--- The exercise ---
Make an exact copy of the lines, leaving the pictures out.

Source records
◇ ◇ ◇
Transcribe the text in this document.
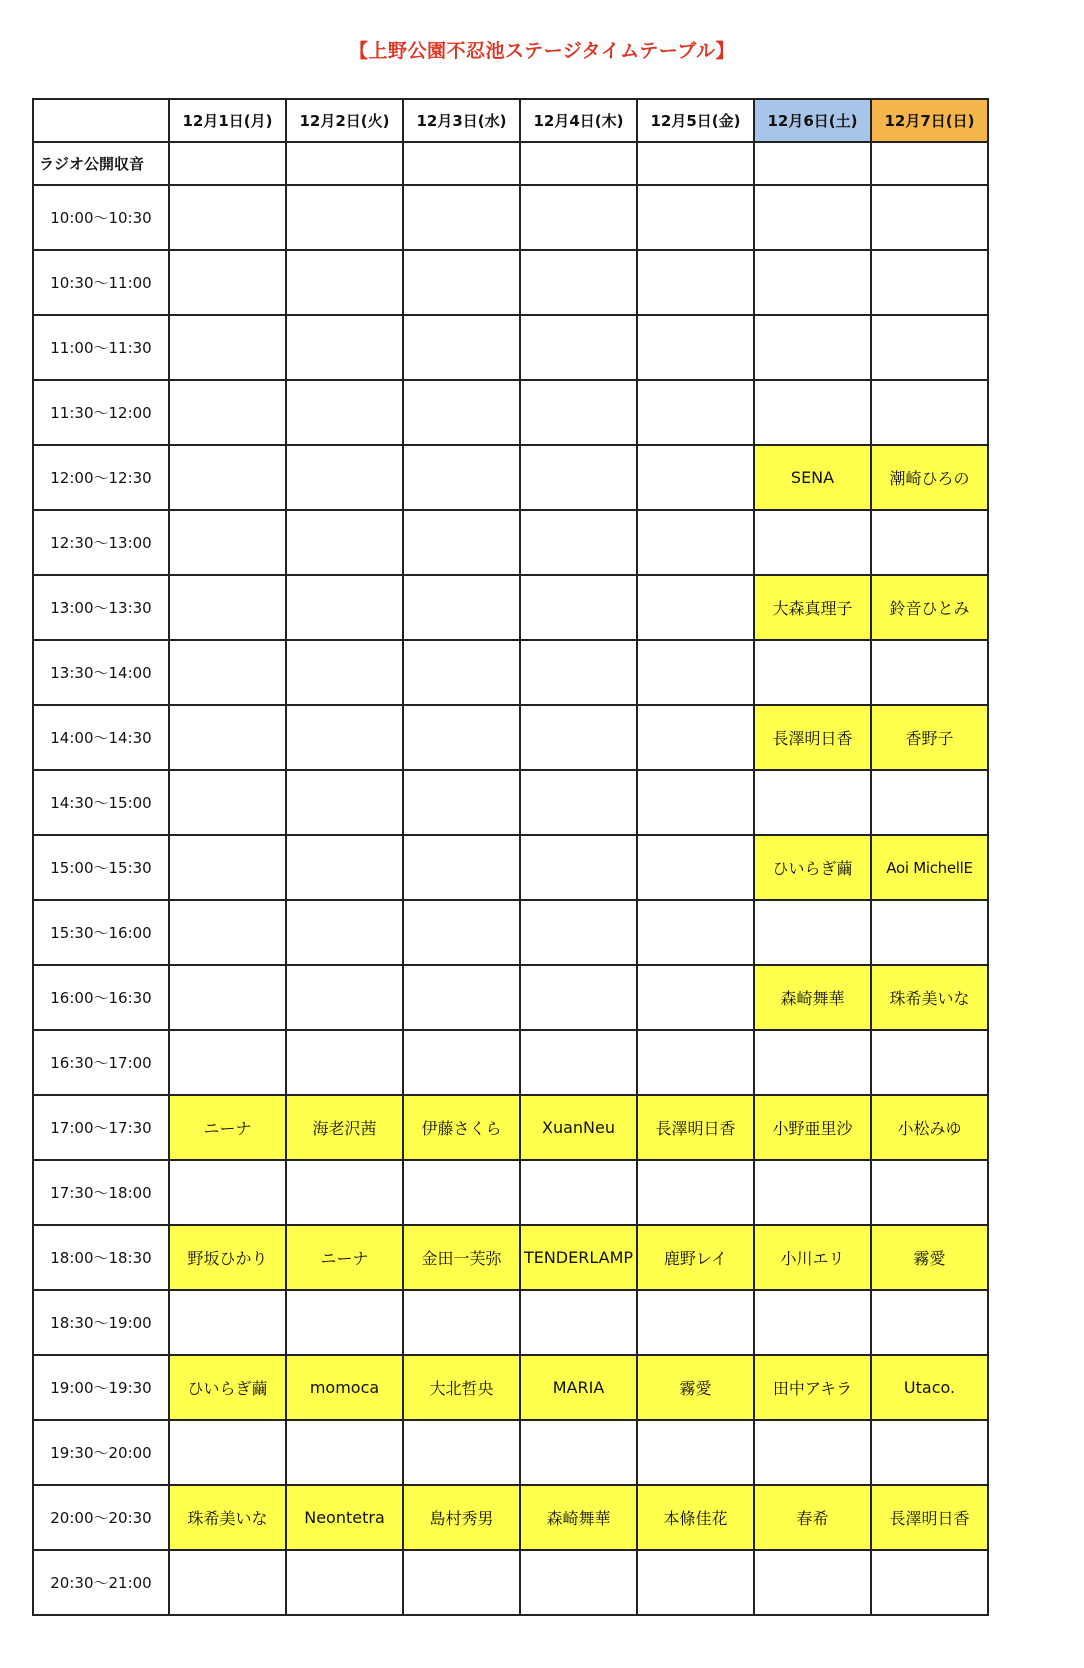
【上野公園不忍池ステージタイムテーブル】
	12月1日(月)	12月2日(火)	12月3日(水)	12月4日(木)	12月5日(金)	12月6日(土)	12月7日(日)
ラジオ公開収音							
10:00〜10:30							
10:30〜11:00							
11:00〜11:30							
11:30〜12:00							
12:00〜12:30						SENA	潮崎ひろの
12:30〜13:00							
13:00〜13:30						大森真理子	鈴音ひとみ
13:30〜14:00							
14:00〜14:30						長澤明日香	香野子
14:30〜15:00							
15:00〜15:30						ひいらぎ繭	Aoi MichellE
15:30〜16:00							
16:00〜16:30						森崎舞華	珠希美いな
16:30〜17:00							
17:00〜17:30	ニーナ	海老沢茜	伊藤さくら	XuanNeu	長澤明日香	小野亜里沙	小松みゆ
17:30〜18:00							
18:00〜18:30	野坂ひかり	ニーナ	金田一芙弥	TENDERLAMP	鹿野レイ	小川エリ	霧愛
18:30〜19:00							
19:00〜19:30	ひいらぎ繭	momoca	大北哲央	MARIA	霧愛	田中アキラ	Utaco.
19:30〜20:00							
20:00〜20:30	珠希美いな	Neontetra	島村秀男	森崎舞華	本條佳花	春希	長澤明日香
20:30〜21:00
◇ ◇ ◇
--- Correct answer ---
Transcribe the text in this document.
【上野公園不忍池ステージタイムテーブル】
	12月1日(月)	12月2日(火)	12月3日(水)	12月4日(木)	12月5日(金)	12月6日(土)	12月7日(日)
ラジオ公開収音							
10:00〜10:30							
10:30〜11:00							
11:00〜11:30							
11:30〜12:00							
12:00〜12:30						SENA	潮崎ひろの
12:30〜13:00							
13:00〜13:30						大森真理子	鈴音ひとみ
13:30〜14:00							
14:00〜14:30						長澤明日香	香野子
14:30〜15:00							
15:00〜15:30						ひいらぎ繭	Aoi MichellE
15:30〜16:00							
16:00〜16:30						森崎舞華	珠希美いな
16:30〜17:00							
17:00〜17:30	ニーナ	海老沢茜	伊藤さくら	XuanNeu	長澤明日香	小野亜里沙	小松みゆ
17:30〜18:00							
18:00〜18:30	野坂ひかり	ニーナ	金田一芙弥	TENDERLAMP	鹿野レイ	小川エリ	霧愛
18:30〜19:00							
19:00〜19:30	ひいらぎ繭	momoca	大北哲央	MARIA	霧愛	田中アキラ	Utaco.
19:30〜20:00							
20:00〜20:30	珠希美いな	Neontetra	島村秀男	森崎舞華	本條佳花	春希	長澤明日香
20:30〜21:00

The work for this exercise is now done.